:: GOAL OF THE EXERCISE ::
Convert each line of the items below into an entry in a JSON list of strings, leaving out any blank lines.

^^^^^^^^^^^^^^^^

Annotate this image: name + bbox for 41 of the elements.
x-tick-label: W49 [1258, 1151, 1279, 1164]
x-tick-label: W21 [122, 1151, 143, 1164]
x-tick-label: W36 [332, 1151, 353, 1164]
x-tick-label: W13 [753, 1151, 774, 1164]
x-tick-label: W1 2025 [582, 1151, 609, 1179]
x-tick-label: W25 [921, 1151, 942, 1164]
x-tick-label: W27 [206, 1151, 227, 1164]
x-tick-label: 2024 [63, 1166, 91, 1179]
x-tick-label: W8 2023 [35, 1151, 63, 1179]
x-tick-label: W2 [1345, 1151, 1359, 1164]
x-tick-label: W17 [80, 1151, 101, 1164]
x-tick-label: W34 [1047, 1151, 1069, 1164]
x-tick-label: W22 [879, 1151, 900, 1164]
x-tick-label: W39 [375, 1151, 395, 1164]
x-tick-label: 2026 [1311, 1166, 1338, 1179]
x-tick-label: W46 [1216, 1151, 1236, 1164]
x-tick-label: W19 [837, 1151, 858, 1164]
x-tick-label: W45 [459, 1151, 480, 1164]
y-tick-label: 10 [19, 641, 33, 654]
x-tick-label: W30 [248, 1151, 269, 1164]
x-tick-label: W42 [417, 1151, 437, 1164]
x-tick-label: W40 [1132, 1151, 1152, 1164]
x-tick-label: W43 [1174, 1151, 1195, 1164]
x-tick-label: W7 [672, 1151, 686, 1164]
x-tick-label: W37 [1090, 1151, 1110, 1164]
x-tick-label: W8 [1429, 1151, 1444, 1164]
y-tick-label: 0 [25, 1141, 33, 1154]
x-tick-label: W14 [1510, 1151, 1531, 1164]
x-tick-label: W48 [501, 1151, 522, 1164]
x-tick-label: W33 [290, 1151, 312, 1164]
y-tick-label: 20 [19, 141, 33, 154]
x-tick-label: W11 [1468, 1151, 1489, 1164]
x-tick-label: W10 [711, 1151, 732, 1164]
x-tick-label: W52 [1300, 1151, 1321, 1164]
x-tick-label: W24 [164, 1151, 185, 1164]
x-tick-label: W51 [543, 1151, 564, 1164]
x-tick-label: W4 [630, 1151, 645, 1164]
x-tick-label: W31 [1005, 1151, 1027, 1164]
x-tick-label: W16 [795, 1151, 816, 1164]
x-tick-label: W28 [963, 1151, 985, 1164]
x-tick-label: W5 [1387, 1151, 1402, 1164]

^^^^^^^^^^^^^^^^

:: TASK OUTPUT ::
[
  "Annotate this image: name + bbox for 41 of the elements.",
  "x-tick-label: W49 [1258, 1151, 1279, 1164]",
  "x-tick-label: W21 [122, 1151, 143, 1164]",
  "x-tick-label: W36 [332, 1151, 353, 1164]",
  "x-tick-label: W13 [753, 1151, 774, 1164]",
  "x-tick-label: W1 2025 [582, 1151, 609, 1179]",
  "x-tick-label: W25 [921, 1151, 942, 1164]",
  "x-tick-label: W27 [206, 1151, 227, 1164]",
  "x-tick-label: 2024 [63, 1166, 91, 1179]",
  "x-tick-label: W8 2023 [35, 1151, 63, 1179]",
  "x-tick-label: W2 [1345, 1151, 1359, 1164]",
  "x-tick-label: W17 [80, 1151, 101, 1164]",
  "x-tick-label: W34 [1047, 1151, 1069, 1164]",
  "x-tick-label: W22 [879, 1151, 900, 1164]",
  "x-tick-label: W39 [375, 1151, 395, 1164]",
  "x-tick-label: 2026 [1311, 1166, 1338, 1179]",
  "x-tick-label: W46 [1216, 1151, 1236, 1164]",
  "x-tick-label: W19 [837, 1151, 858, 1164]",
  "x-tick-label: W45 [459, 1151, 480, 1164]",
  "y-tick-label: 10 [19, 641, 33, 654]",
  "x-tick-label: W30 [248, 1151, 269, 1164]",
  "x-tick-label: W42 [417, 1151, 437, 1164]",
  "x-tick-label: W40 [1132, 1151, 1152, 1164]",
  "x-tick-label: W43 [1174, 1151, 1195, 1164]",
  "x-tick-label: W7 [672, 1151, 686, 1164]",
  "x-tick-label: W37 [1090, 1151, 1110, 1164]",
  "x-tick-label: W8 [1429, 1151, 1444, 1164]",
  "y-tick-label: 0 [25, 1141, 33, 1154]",
  "x-tick-label: W14 [1510, 1151, 1531, 1164]",
  "x-tick-label: W48 [501, 1151, 522, 1164]",
  "x-tick-label: W33 [290, 1151, 312, 1164]",
  "y-tick-label: 20 [19, 141, 33, 154]",
  "x-tick-label: W11 [1468, 1151, 1489, 1164]",
  "x-tick-label: W10 [711, 1151, 732, 1164]",
  "x-tick-label: W52 [1300, 1151, 1321, 1164]",
  "x-tick-label: W24 [164, 1151, 185, 1164]",
  "x-tick-label: W51 [543, 1151, 564, 1164]",
  "x-tick-label: W4 [630, 1151, 645, 1164]",
  "x-tick-label: W31 [1005, 1151, 1027, 1164]",
  "x-tick-label: W16 [795, 1151, 816, 1164]",
  "x-tick-label: W28 [963, 1151, 985, 1164]",
  "x-tick-label: W5 [1387, 1151, 1402, 1164]"
]